» GIVEN PROBLEM
Can you write out the lines below again, swapping every "turnpoint-marker" for "waypoint-marker" and keeping everything else the same, but without the picture?

» Element boundary records
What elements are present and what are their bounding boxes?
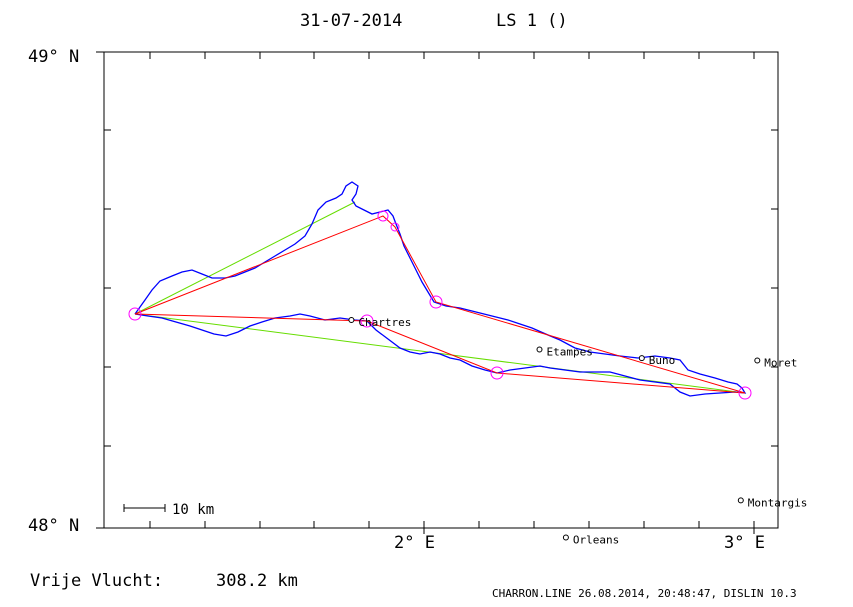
- turnpoint-marker: [738, 386, 752, 400]
- map-frame: [103, 51, 779, 529]
- scale-bar: [123, 504, 166, 512]
- gps-track: [134, 181, 747, 397]
- lat-label-bottom: 48° N: [28, 516, 79, 536]
- turnpoint-marker: [377, 210, 389, 222]
- lon-label-2e: 2° E: [394, 533, 435, 553]
- lat-label-top: 49° N: [28, 47, 79, 67]
- city-markers: Chartres Etampes Buno Moret Montargis Orleans: [348, 316, 808, 547]
- optimized-route: [134, 215, 746, 394]
- city-label: Montargis: [748, 496, 808, 509]
- city-marker: [754, 357, 761, 364]
- scale-bar-label: 10 km: [172, 502, 214, 518]
- city-label: Chartres: [358, 316, 411, 329]
- city-marker: [348, 316, 355, 323]
- city-label: Moret: [764, 356, 797, 369]
- city-marker: [536, 346, 543, 353]
- turnpoint-marker: [490, 366, 504, 380]
- distance-label: Vrije Vlucht:: [30, 571, 163, 591]
- city-marker: [737, 497, 744, 504]
- flight-date: 31-07-2014: [300, 11, 402, 31]
- city-label: Buno: [649, 354, 676, 367]
- city-marker: [562, 534, 569, 541]
- turnpoint-marker: [360, 314, 374, 328]
- task-label: LS 1 (): [496, 11, 568, 31]
- credit-line: CHARRON.LINE 26.08.2014, 20:48:47, DISLI…: [492, 587, 797, 600]
- axis-ticks: [96, 51, 778, 534]
- city-label: Etampes: [547, 346, 593, 359]
- distance-value: 308.2 km: [216, 571, 298, 591]
- turnpoint-marker: [429, 295, 443, 309]
- turnpoint-marker: [390, 222, 400, 232]
- city-label: Orleans: [573, 534, 619, 547]
- turnpoint-marker: [128, 307, 142, 321]
- turnpoints: [128, 210, 752, 400]
- city-marker: [638, 355, 645, 362]
- lon-label-3e: 3° E: [724, 533, 765, 553]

» SOLUTION
What elements are present and what are their bounding boxes?
- waypoint-marker: [738, 386, 752, 400]
- map-frame: [103, 51, 779, 529]
- scale-bar: [123, 504, 166, 512]
- gps-track: [134, 181, 747, 397]
- lat-label-bottom: 48° N: [28, 516, 79, 536]
- waypoint-marker: [377, 210, 389, 222]
- lon-label-2e: 2° E: [394, 533, 435, 553]
- lat-label-top: 49° N: [28, 47, 79, 67]
- city-markers: Chartres Etampes Buno Moret Montargis Orleans: [348, 316, 808, 547]
- optimized-route: [134, 215, 746, 394]
- city-label: Montargis: [748, 496, 808, 509]
- city-marker: [754, 357, 761, 364]
- scale-bar-label: 10 km: [172, 502, 214, 518]
- city-label: Chartres: [358, 316, 411, 329]
- city-marker: [348, 316, 355, 323]
- city-label: Moret: [764, 356, 797, 369]
- city-marker: [536, 346, 543, 353]
- waypoint-marker: [490, 366, 504, 380]
- distance-label: Vrije Vlucht:: [30, 571, 163, 591]
- city-marker: [737, 497, 744, 504]
- flight-date: 31-07-2014: [300, 11, 402, 31]
- city-label: Buno: [649, 354, 676, 367]
- city-marker: [562, 534, 569, 541]
- waypoint-marker: [360, 314, 374, 328]
- task-label: LS 1 (): [496, 11, 568, 31]
- credit-line: CHARRON.LINE 26.08.2014, 20:48:47, DISLI…: [492, 587, 797, 600]
- axis-ticks: [96, 51, 778, 534]
- city-label: Etampes: [547, 346, 593, 359]
- distance-value: 308.2 km: [216, 571, 298, 591]
- waypoint-marker: [429, 295, 443, 309]
- waypoint-marker: [390, 222, 400, 232]
- city-label: Orleans: [573, 534, 619, 547]
- waypoint-marker: [128, 307, 142, 321]
- turnpoints: [128, 210, 752, 400]
- city-marker: [638, 355, 645, 362]
- lon-label-3e: 3° E: [724, 533, 765, 553]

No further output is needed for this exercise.